Set task:
Reproduce every entry exactly.

====== Data provided ======

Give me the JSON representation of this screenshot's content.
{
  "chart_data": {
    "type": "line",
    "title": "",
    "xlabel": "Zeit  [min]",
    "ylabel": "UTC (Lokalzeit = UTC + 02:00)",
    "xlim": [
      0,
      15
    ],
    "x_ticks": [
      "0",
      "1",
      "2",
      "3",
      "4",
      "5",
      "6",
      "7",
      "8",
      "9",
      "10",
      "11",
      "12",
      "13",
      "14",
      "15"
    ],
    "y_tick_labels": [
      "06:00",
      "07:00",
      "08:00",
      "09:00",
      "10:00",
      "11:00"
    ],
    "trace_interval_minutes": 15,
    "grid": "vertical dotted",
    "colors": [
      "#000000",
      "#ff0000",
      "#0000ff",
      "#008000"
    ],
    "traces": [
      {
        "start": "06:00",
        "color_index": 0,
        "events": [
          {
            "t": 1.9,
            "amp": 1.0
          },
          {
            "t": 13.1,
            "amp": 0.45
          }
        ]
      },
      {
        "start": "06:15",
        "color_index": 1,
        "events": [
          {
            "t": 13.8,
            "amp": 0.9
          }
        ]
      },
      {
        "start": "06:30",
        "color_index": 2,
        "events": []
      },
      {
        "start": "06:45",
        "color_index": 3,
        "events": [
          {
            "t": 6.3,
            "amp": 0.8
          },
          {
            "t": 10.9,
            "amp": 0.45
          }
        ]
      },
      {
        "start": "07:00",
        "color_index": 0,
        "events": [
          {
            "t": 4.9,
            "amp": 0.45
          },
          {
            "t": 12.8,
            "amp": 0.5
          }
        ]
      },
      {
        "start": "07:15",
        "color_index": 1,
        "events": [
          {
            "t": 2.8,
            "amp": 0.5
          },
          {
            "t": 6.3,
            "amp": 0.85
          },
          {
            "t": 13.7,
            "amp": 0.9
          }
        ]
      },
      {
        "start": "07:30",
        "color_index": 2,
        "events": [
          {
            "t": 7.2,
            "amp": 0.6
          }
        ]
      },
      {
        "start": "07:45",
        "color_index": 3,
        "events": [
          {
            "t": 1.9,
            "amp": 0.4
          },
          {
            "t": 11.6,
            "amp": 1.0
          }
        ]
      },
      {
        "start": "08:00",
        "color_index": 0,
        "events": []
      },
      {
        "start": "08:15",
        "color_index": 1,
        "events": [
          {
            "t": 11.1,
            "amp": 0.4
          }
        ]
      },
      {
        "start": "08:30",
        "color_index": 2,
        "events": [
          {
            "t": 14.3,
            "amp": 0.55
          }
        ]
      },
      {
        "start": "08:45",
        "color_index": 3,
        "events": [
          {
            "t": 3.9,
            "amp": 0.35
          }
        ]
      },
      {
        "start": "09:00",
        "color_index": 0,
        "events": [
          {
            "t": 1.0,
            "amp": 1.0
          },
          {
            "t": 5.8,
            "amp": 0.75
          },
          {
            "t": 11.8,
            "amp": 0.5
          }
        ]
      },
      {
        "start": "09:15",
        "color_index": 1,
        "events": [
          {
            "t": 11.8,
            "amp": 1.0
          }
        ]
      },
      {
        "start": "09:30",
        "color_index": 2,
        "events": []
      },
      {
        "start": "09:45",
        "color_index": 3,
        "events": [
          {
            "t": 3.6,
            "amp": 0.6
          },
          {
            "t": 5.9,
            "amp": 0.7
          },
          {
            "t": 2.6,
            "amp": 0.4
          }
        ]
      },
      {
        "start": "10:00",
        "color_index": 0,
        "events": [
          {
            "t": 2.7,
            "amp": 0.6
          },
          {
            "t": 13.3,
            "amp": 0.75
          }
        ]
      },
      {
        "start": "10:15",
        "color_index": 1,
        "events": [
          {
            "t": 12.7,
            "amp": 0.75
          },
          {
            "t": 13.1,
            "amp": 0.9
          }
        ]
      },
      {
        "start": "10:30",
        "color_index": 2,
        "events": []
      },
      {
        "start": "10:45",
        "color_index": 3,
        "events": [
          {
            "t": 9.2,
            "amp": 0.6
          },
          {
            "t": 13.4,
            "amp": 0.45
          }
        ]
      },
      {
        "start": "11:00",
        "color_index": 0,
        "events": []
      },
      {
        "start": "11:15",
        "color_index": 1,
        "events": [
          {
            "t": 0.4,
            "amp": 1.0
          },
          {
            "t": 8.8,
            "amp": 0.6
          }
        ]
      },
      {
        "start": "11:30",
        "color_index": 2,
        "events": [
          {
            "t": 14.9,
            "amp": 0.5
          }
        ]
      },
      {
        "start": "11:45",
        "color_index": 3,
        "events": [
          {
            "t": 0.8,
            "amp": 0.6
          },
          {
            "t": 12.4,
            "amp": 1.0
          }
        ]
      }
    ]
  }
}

======

Answer to this task:
Give me the JSON representation of this screenshot's content.
{
  "chart_data": {
    "type": "line",
    "title": "",
    "xlabel": "Zeit  [min]",
    "ylabel": "UTC (Lokalzeit = UTC + 02:00)",
    "xlim": [
      0,
      15
    ],
    "x_ticks": [
      "0",
      "1",
      "2",
      "3",
      "4",
      "5",
      "6",
      "7",
      "8",
      "9",
      "10",
      "11",
      "12",
      "13",
      "14",
      "15"
    ],
    "y_tick_labels": [
      "06:00",
      "07:00",
      "08:00",
      "09:00",
      "10:00",
      "11:00"
    ],
    "trace_interval_minutes": 15,
    "grid": "vertical dotted",
    "colors": [
      "#000000",
      "#ff0000",
      "#0000ff",
      "#008000"
    ],
    "traces": [
      {
        "start": "06:00",
        "color_index": 0,
        "events": [
          {
            "t": 1.9,
            "amp": 1.0
          },
          {
            "t": 13.1,
            "amp": 0.45
          }
        ]
      },
      {
        "start": "06:15",
        "color_index": 1,
        "events": [
          {
            "t": 13.8,
            "amp": 0.9
          }
        ]
      },
      {
        "start": "06:30",
        "color_index": 2,
        "events": []
      },
      {
        "start": "06:45",
        "color_index": 3,
        "events": [
          {
            "t": 6.3,
            "amp": 0.8
          },
          {
            "t": 10.9,
            "amp": 0.45
          }
        ]
      },
      {
        "start": "07:00",
        "color_index": 0,
        "events": [
          {
            "t": 4.9,
            "amp": 0.45
          },
          {
            "t": 12.8,
            "amp": 0.5
          }
        ]
      },
      {
        "start": "07:15",
        "color_index": 1,
        "events": [
          {
            "t": 2.8,
            "amp": 0.5
          },
          {
            "t": 6.3,
            "amp": 0.85
          },
          {
            "t": 13.7,
            "amp": 0.9
          }
        ]
      },
      {
        "start": "07:30",
        "color_index": 2,
        "events": [
          {
            "t": 7.2,
            "amp": 0.6
          }
        ]
      },
      {
        "start": "07:45",
        "color_index": 3,
        "events": [
          {
            "t": 1.9,
            "amp": 0.4
          },
          {
            "t": 11.6,
            "amp": 1.0
          }
        ]
      },
      {
        "start": "08:00",
        "color_index": 0,
        "events": []
      },
      {
        "start": "08:15",
        "color_index": 1,
        "events": [
          {
            "t": 11.1,
            "amp": 0.4
          }
        ]
      },
      {
        "start": "08:30",
        "color_index": 2,
        "events": [
          {
            "t": 14.3,
            "amp": 0.55
          }
        ]
      },
      {
        "start": "08:45",
        "color_index": 3,
        "events": [
          {
            "t": 3.9,
            "amp": 0.35
          }
        ]
      },
      {
        "start": "09:00",
        "color_index": 0,
        "events": [
          {
            "t": 1.0,
            "amp": 1.0
          },
          {
            "t": 5.8,
            "amp": 0.75
          },
          {
            "t": 11.8,
            "amp": 0.5
          }
        ]
      },
      {
        "start": "09:15",
        "color_index": 1,
        "events": [
          {
            "t": 11.8,
            "amp": 1.0
          }
        ]
      },
      {
        "start": "09:30",
        "color_index": 2,
        "events": []
      },
      {
        "start": "09:45",
        "color_index": 3,
        "events": [
          {
            "t": 3.6,
            "amp": 0.6
          },
          {
            "t": 5.9,
            "amp": 0.7
          },
          {
            "t": 2.6,
            "amp": 0.4
          }
        ]
      },
      {
        "start": "10:00",
        "color_index": 0,
        "events": [
          {
            "t": 2.7,
            "amp": 0.6
          },
          {
            "t": 13.3,
            "amp": 0.75
          }
        ]
      },
      {
        "start": "10:15",
        "color_index": 1,
        "events": [
          {
            "t": 12.7,
            "amp": 0.75
          },
          {
            "t": 13.1,
            "amp": 0.9
          }
        ]
      },
      {
        "start": "10:30",
        "color_index": 2,
        "events": []
      },
      {
        "start": "10:45",
        "color_index": 3,
        "events": [
          {
            "t": 9.2,
            "amp": 0.6
          },
          {
            "t": 13.4,
            "amp": 0.45
          }
        ]
      },
      {
        "start": "11:00",
        "color_index": 0,
        "events": []
      },
      {
        "start": "11:15",
        "color_index": 1,
        "events": [
          {
            "t": 0.4,
            "amp": 1.0
          },
          {
            "t": 8.8,
            "amp": 0.6
          }
        ]
      },
      {
        "start": "11:30",
        "color_index": 2,
        "events": [
          {
            "t": 14.9,
            "amp": 0.5
          }
        ]
      },
      {
        "start": "11:45",
        "color_index": 3,
        "events": [
          {
            "t": 0.8,
            "amp": 0.6
          },
          {
            "t": 12.4,
            "amp": 1.0
          }
        ]
      }
    ]
  }
}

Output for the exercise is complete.